Directions: Write out the full set of records exactly. Any pictures in them do not belong in the copy.
____ The input
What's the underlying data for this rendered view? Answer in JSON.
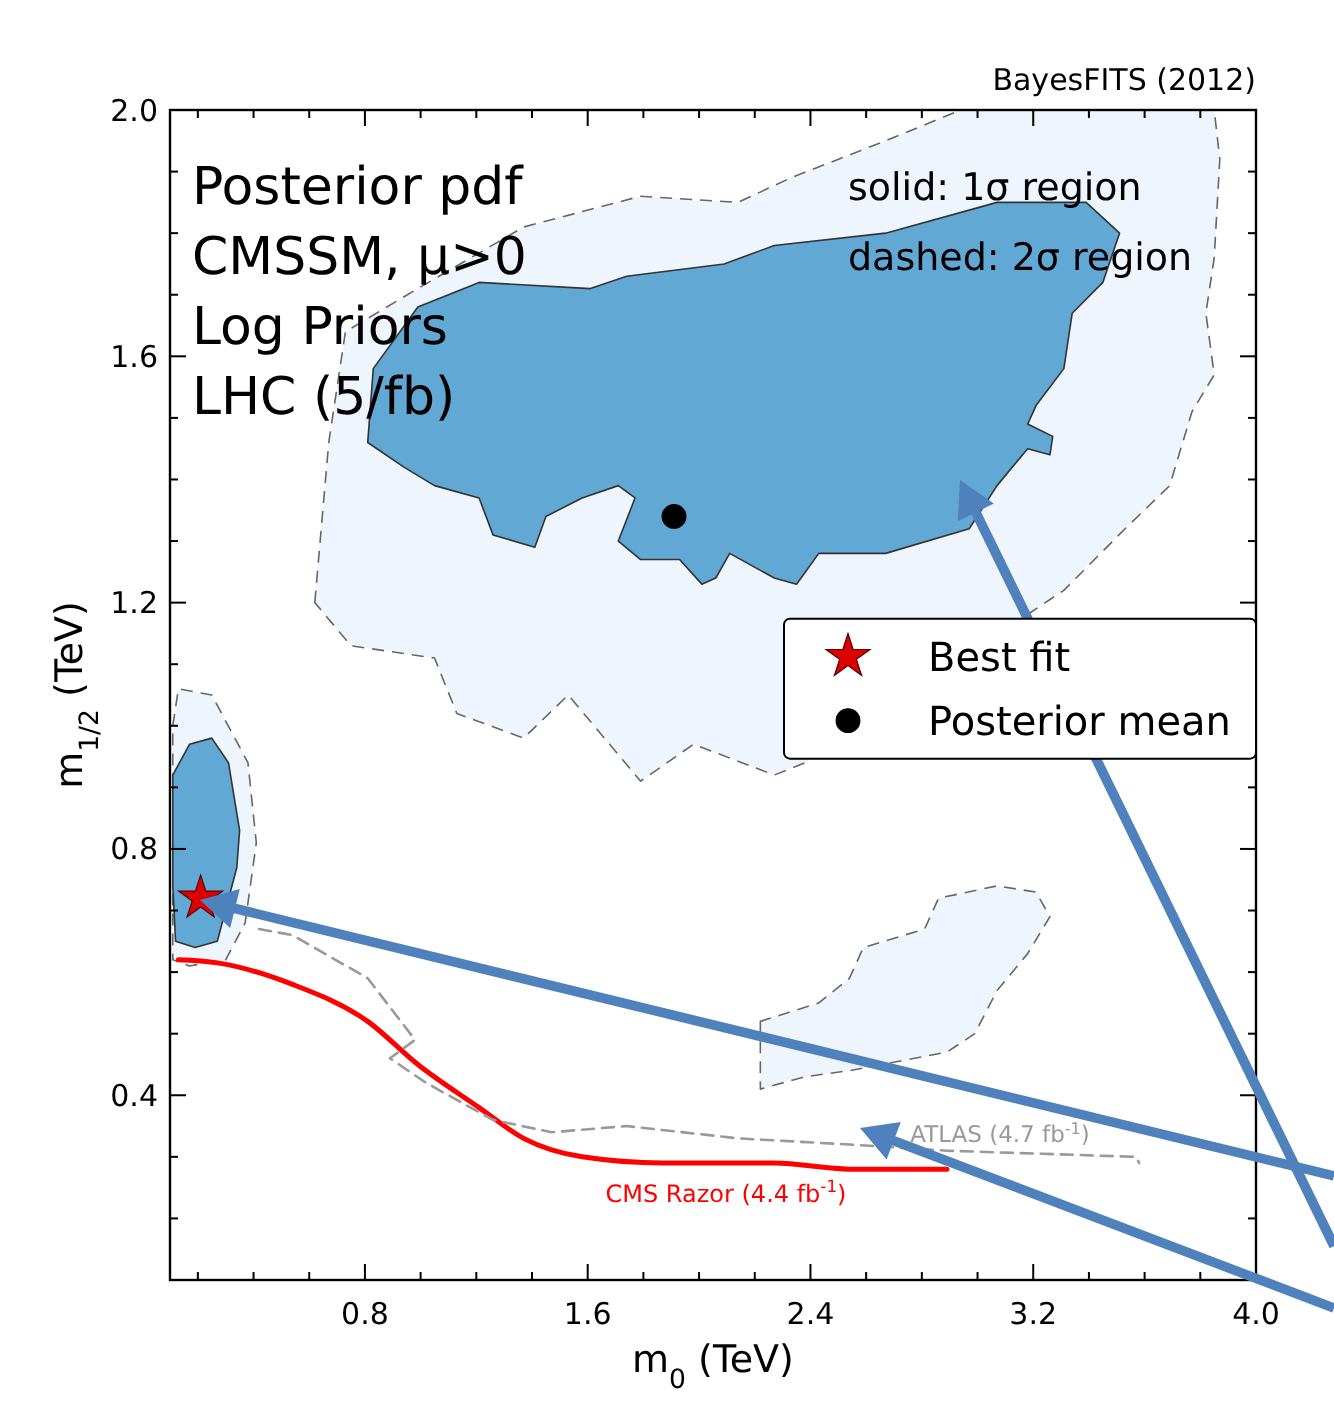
{
  "chart_data": {
    "type": "line",
    "annotations": [
      "Posterior pdf",
      "CMSSM, μ>0",
      "Log Priors",
      "LHC (5/fb)",
      "solid: 1σ region",
      "dashed: 2σ region",
      "BayesFITS (2012)",
      "CMS Razor (4.4 fb$^{-1}$)",
      "ATLAS (4.7 fb$^{-1}$)"
    ],
    "xlabel": "m$_{0}$ (TeV)",
    "ylabel": "m$_{1/2}$ (TeV)",
    "xlim": [
      0.1,
      4.0
    ],
    "ylim": [
      0.1,
      2.0
    ],
    "xticks": [
      {
        "value": 0.2,
        "label": null
      },
      {
        "value": 0.4,
        "label": null
      },
      {
        "value": 0.6,
        "label": null
      },
      0.8,
      {
        "value": 1.0,
        "label": null
      },
      {
        "value": 1.2,
        "label": null
      },
      {
        "value": 1.4,
        "label": null
      },
      1.6,
      {
        "value": 1.8,
        "label": null
      },
      {
        "value": 2.0,
        "label": null
      },
      {
        "value": 2.2,
        "label": null
      },
      2.4,
      {
        "value": 2.6,
        "label": null
      },
      {
        "value": 2.8,
        "label": null
      },
      {
        "value": 3.0,
        "label": null
      },
      3.2,
      {
        "value": 3.4,
        "label": null
      },
      {
        "value": 3.6,
        "label": null
      },
      {
        "value": 3.8,
        "label": null
      },
      {
        "value": 4.0,
        "label": "4.0"
      }
    ],
    "yticks": [
      {
        "value": 0.2,
        "label": null
      },
      {
        "value": 0.3,
        "label": null
      },
      0.4,
      {
        "value": 0.5,
        "label": null
      },
      {
        "value": 0.6,
        "label": null
      },
      {
        "value": 0.7,
        "label": null
      },
      0.8,
      {
        "value": 0.9,
        "label": null
      },
      {
        "value": 1.0,
        "label": null
      },
      {
        "value": 1.1,
        "label": null
      },
      1.2,
      {
        "value": 1.3,
        "label": null
      },
      {
        "value": 1.4,
        "label": null
      },
      {
        "value": 1.5,
        "label": null
      },
      1.6,
      {
        "value": 1.7,
        "label": null
      },
      {
        "value": 1.8,
        "label": null
      },
      {
        "value": 1.9,
        "label": null
      },
      {
        "value": 2.0,
        "label": "2.0"
      }
    ],
    "legend": "right",
    "series": [
      {
        "type": "area",
        "color": "#eef5fc",
        "line_style": "dashed",
        "x": [
          0.62,
          0.67,
          0.73,
          0.99,
          1.37,
          1.79,
          2.14,
          2.33,
          2.67,
          2.94,
          3.34,
          3.85,
          3.87,
          3.85,
          3.82,
          3.85,
          3.77,
          3.69,
          3.53,
          3.31,
          2.38,
          2.27,
          1.98,
          1.79,
          1.53,
          1.37,
          1.13,
          1.05,
          0.75
        ],
        "values": [
          1.2,
          1.46,
          1.64,
          1.71,
          1.81,
          1.86,
          1.85,
          1.89,
          1.95,
          2.0,
          2.0,
          2.0,
          1.92,
          1.76,
          1.67,
          1.57,
          1.51,
          1.39,
          1.32,
          1.22,
          0.94,
          0.92,
          0.97,
          0.91,
          1.05,
          0.98,
          1.02,
          1.11,
          1.13
        ]
      },
      {
        "type": "area",
        "color": "#eef5fc",
        "line_style": "dashed",
        "x": [
          0.11,
          0.13,
          0.25,
          0.38,
          0.41,
          0.37,
          0.3,
          0.17,
          0.11
        ],
        "values": [
          1.0,
          1.06,
          1.05,
          0.94,
          0.81,
          0.68,
          0.62,
          0.61,
          0.62
        ]
      },
      {
        "type": "area",
        "color": "#eef5fc",
        "line_style": "dashed",
        "x": [
          2.22,
          2.22,
          2.38,
          2.54,
          2.89,
          2.99,
          3.07,
          3.18,
          3.26,
          3.21,
          3.07,
          2.86,
          2.81,
          2.59,
          2.54,
          2.43
        ],
        "values": [
          0.52,
          0.41,
          0.43,
          0.44,
          0.47,
          0.5,
          0.57,
          0.63,
          0.69,
          0.73,
          0.74,
          0.72,
          0.67,
          0.64,
          0.59,
          0.55
        ]
      },
      {
        "type": "area",
        "color": "#62a8d4",
        "line_style": "solid",
        "x": [
          0.81,
          0.83,
          0.99,
          1.21,
          1.61,
          1.74,
          2.09,
          2.27,
          2.67,
          3.07,
          3.39,
          3.51,
          3.45,
          3.34,
          3.31,
          3.21,
          3.18,
          3.27,
          3.26,
          3.18,
          3.07,
          2.97,
          2.67,
          2.43,
          2.35,
          2.27,
          2.11,
          2.06,
          2.01,
          1.93,
          1.79,
          1.71,
          1.77,
          1.71,
          1.58,
          1.45,
          1.41,
          1.26,
          1.21,
          1.05,
          0.94
        ],
        "values": [
          1.46,
          1.58,
          1.68,
          1.72,
          1.71,
          1.73,
          1.75,
          1.78,
          1.8,
          1.85,
          1.85,
          1.8,
          1.72,
          1.67,
          1.58,
          1.52,
          1.49,
          1.47,
          1.44,
          1.45,
          1.39,
          1.32,
          1.28,
          1.28,
          1.23,
          1.24,
          1.28,
          1.24,
          1.23,
          1.27,
          1.27,
          1.3,
          1.37,
          1.39,
          1.37,
          1.34,
          1.29,
          1.31,
          1.37,
          1.39,
          1.42
        ]
      },
      {
        "type": "area",
        "color": "#62a8d4",
        "line_style": "solid",
        "x": [
          0.11,
          0.17,
          0.25,
          0.31,
          0.35,
          0.34,
          0.27,
          0.19,
          0.12,
          0.11
        ],
        "values": [
          0.92,
          0.97,
          0.98,
          0.94,
          0.83,
          0.77,
          0.65,
          0.64,
          0.65,
          0.74
        ]
      },
      {
        "color": "#ff0000",
        "line_style": "solid",
        "x": [
          0.13,
          0.27,
          0.54,
          0.81,
          0.99,
          1.21,
          1.37,
          1.58,
          1.87,
          2.27,
          2.54,
          2.89
        ],
        "values": [
          0.62,
          0.615,
          0.58,
          0.52,
          0.45,
          0.38,
          0.33,
          0.3,
          0.29,
          0.29,
          0.28,
          0.28
        ]
      },
      {
        "color": "#999999",
        "line_style": "dashed",
        "x": [
          0.42,
          0.54,
          0.81,
          0.98,
          0.89,
          1.02,
          1.26,
          1.47,
          1.74,
          2.14,
          2.54,
          2.89,
          3.57,
          3.58
        ],
        "values": [
          0.67,
          0.66,
          0.59,
          0.49,
          0.46,
          0.42,
          0.36,
          0.34,
          0.35,
          0.33,
          0.32,
          0.31,
          0.3,
          0.29
        ]
      },
      {
        "type": "scatter",
        "name": "Best fit",
        "color": "#dd0000",
        "marker": "star",
        "x": [
          0.21
        ],
        "values": [
          0.72
        ]
      },
      {
        "type": "scatter",
        "name": "Posterior mean",
        "color": "#000000",
        "marker": "circle",
        "x": [
          1.91
        ],
        "values": [
          1.34
        ]
      }
    ]
  }
}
________
The result:
What's the underlying data for this rendered view? Answer in JSON.
{
  "chart_data": {
    "type": "line",
    "annotations": [
      "Posterior pdf",
      "CMSSM, μ>0",
      "Log Priors",
      "LHC (5/fb)",
      "solid: 1σ region",
      "dashed: 2σ region",
      "BayesFITS (2012)",
      "CMS Razor (4.4 fb$^{-1}$)",
      "ATLAS (4.7 fb$^{-1}$)"
    ],
    "xlabel": "m$_{0}$ (TeV)",
    "ylabel": "m$_{1/2}$ (TeV)",
    "xlim": [
      0.1,
      4.0
    ],
    "ylim": [
      0.1,
      2.0
    ],
    "xticks": [
      {
        "value": 0.2,
        "label": null
      },
      {
        "value": 0.4,
        "label": null
      },
      {
        "value": 0.6,
        "label": null
      },
      0.8,
      {
        "value": 1.0,
        "label": null
      },
      {
        "value": 1.2,
        "label": null
      },
      {
        "value": 1.4,
        "label": null
      },
      1.6,
      {
        "value": 1.8,
        "label": null
      },
      {
        "value": 2.0,
        "label": null
      },
      {
        "value": 2.2,
        "label": null
      },
      2.4,
      {
        "value": 2.6,
        "label": null
      },
      {
        "value": 2.8,
        "label": null
      },
      {
        "value": 3.0,
        "label": null
      },
      3.2,
      {
        "value": 3.4,
        "label": null
      },
      {
        "value": 3.6,
        "label": null
      },
      {
        "value": 3.8,
        "label": null
      },
      {
        "value": 4.0,
        "label": "4.0"
      }
    ],
    "yticks": [
      {
        "value": 0.2,
        "label": null
      },
      {
        "value": 0.3,
        "label": null
      },
      0.4,
      {
        "value": 0.5,
        "label": null
      },
      {
        "value": 0.6,
        "label": null
      },
      {
        "value": 0.7,
        "label": null
      },
      0.8,
      {
        "value": 0.9,
        "label": null
      },
      {
        "value": 1.0,
        "label": null
      },
      {
        "value": 1.1,
        "label": null
      },
      1.2,
      {
        "value": 1.3,
        "label": null
      },
      {
        "value": 1.4,
        "label": null
      },
      {
        "value": 1.5,
        "label": null
      },
      1.6,
      {
        "value": 1.7,
        "label": null
      },
      {
        "value": 1.8,
        "label": null
      },
      {
        "value": 1.9,
        "label": null
      },
      {
        "value": 2.0,
        "label": "2.0"
      }
    ],
    "legend": "right",
    "series": [
      {
        "type": "area",
        "color": "#eef5fc",
        "line_style": "dashed",
        "x": [
          0.62,
          0.67,
          0.73,
          0.99,
          1.37,
          1.79,
          2.14,
          2.33,
          2.67,
          2.94,
          3.34,
          3.85,
          3.87,
          3.85,
          3.82,
          3.85,
          3.77,
          3.69,
          3.53,
          3.31,
          2.38,
          2.27,
          1.98,
          1.79,
          1.53,
          1.37,
          1.13,
          1.05,
          0.75
        ],
        "values": [
          1.2,
          1.46,
          1.64,
          1.71,
          1.81,
          1.86,
          1.85,
          1.89,
          1.95,
          2.0,
          2.0,
          2.0,
          1.92,
          1.76,
          1.67,
          1.57,
          1.51,
          1.39,
          1.32,
          1.22,
          0.94,
          0.92,
          0.97,
          0.91,
          1.05,
          0.98,
          1.02,
          1.11,
          1.13
        ]
      },
      {
        "type": "area",
        "color": "#eef5fc",
        "line_style": "dashed",
        "x": [
          0.11,
          0.13,
          0.25,
          0.38,
          0.41,
          0.37,
          0.3,
          0.17,
          0.11
        ],
        "values": [
          1.0,
          1.06,
          1.05,
          0.94,
          0.81,
          0.68,
          0.62,
          0.61,
          0.62
        ]
      },
      {
        "type": "area",
        "color": "#eef5fc",
        "line_style": "dashed",
        "x": [
          2.22,
          2.22,
          2.38,
          2.54,
          2.89,
          2.99,
          3.07,
          3.18,
          3.26,
          3.21,
          3.07,
          2.86,
          2.81,
          2.59,
          2.54,
          2.43
        ],
        "values": [
          0.52,
          0.41,
          0.43,
          0.44,
          0.47,
          0.5,
          0.57,
          0.63,
          0.69,
          0.73,
          0.74,
          0.72,
          0.67,
          0.64,
          0.59,
          0.55
        ]
      },
      {
        "type": "area",
        "color": "#62a8d4",
        "line_style": "solid",
        "x": [
          0.81,
          0.83,
          0.99,
          1.21,
          1.61,
          1.74,
          2.09,
          2.27,
          2.67,
          3.07,
          3.39,
          3.51,
          3.45,
          3.34,
          3.31,
          3.21,
          3.18,
          3.27,
          3.26,
          3.18,
          3.07,
          2.97,
          2.67,
          2.43,
          2.35,
          2.27,
          2.11,
          2.06,
          2.01,
          1.93,
          1.79,
          1.71,
          1.77,
          1.71,
          1.58,
          1.45,
          1.41,
          1.26,
          1.21,
          1.05,
          0.94
        ],
        "values": [
          1.46,
          1.58,
          1.68,
          1.72,
          1.71,
          1.73,
          1.75,
          1.78,
          1.8,
          1.85,
          1.85,
          1.8,
          1.72,
          1.67,
          1.58,
          1.52,
          1.49,
          1.47,
          1.44,
          1.45,
          1.39,
          1.32,
          1.28,
          1.28,
          1.23,
          1.24,
          1.28,
          1.24,
          1.23,
          1.27,
          1.27,
          1.3,
          1.37,
          1.39,
          1.37,
          1.34,
          1.29,
          1.31,
          1.37,
          1.39,
          1.42
        ]
      },
      {
        "type": "area",
        "color": "#62a8d4",
        "line_style": "solid",
        "x": [
          0.11,
          0.17,
          0.25,
          0.31,
          0.35,
          0.34,
          0.27,
          0.19,
          0.12,
          0.11
        ],
        "values": [
          0.92,
          0.97,
          0.98,
          0.94,
          0.83,
          0.77,
          0.65,
          0.64,
          0.65,
          0.74
        ]
      },
      {
        "color": "#ff0000",
        "line_style": "solid",
        "x": [
          0.13,
          0.27,
          0.54,
          0.81,
          0.99,
          1.21,
          1.37,
          1.58,
          1.87,
          2.27,
          2.54,
          2.89
        ],
        "values": [
          0.62,
          0.615,
          0.58,
          0.52,
          0.45,
          0.38,
          0.33,
          0.3,
          0.29,
          0.29,
          0.28,
          0.28
        ]
      },
      {
        "color": "#999999",
        "line_style": "dashed",
        "x": [
          0.42,
          0.54,
          0.81,
          0.98,
          0.89,
          1.02,
          1.26,
          1.47,
          1.74,
          2.14,
          2.54,
          2.89,
          3.57,
          3.58
        ],
        "values": [
          0.67,
          0.66,
          0.59,
          0.49,
          0.46,
          0.42,
          0.36,
          0.34,
          0.35,
          0.33,
          0.32,
          0.31,
          0.3,
          0.29
        ]
      },
      {
        "type": "scatter",
        "name": "Best fit",
        "color": "#dd0000",
        "marker": "star",
        "x": [
          0.21
        ],
        "values": [
          0.72
        ]
      },
      {
        "type": "scatter",
        "name": "Posterior mean",
        "color": "#000000",
        "marker": "circle",
        "x": [
          1.91
        ],
        "values": [
          1.34
        ]
      }
    ]
  }
}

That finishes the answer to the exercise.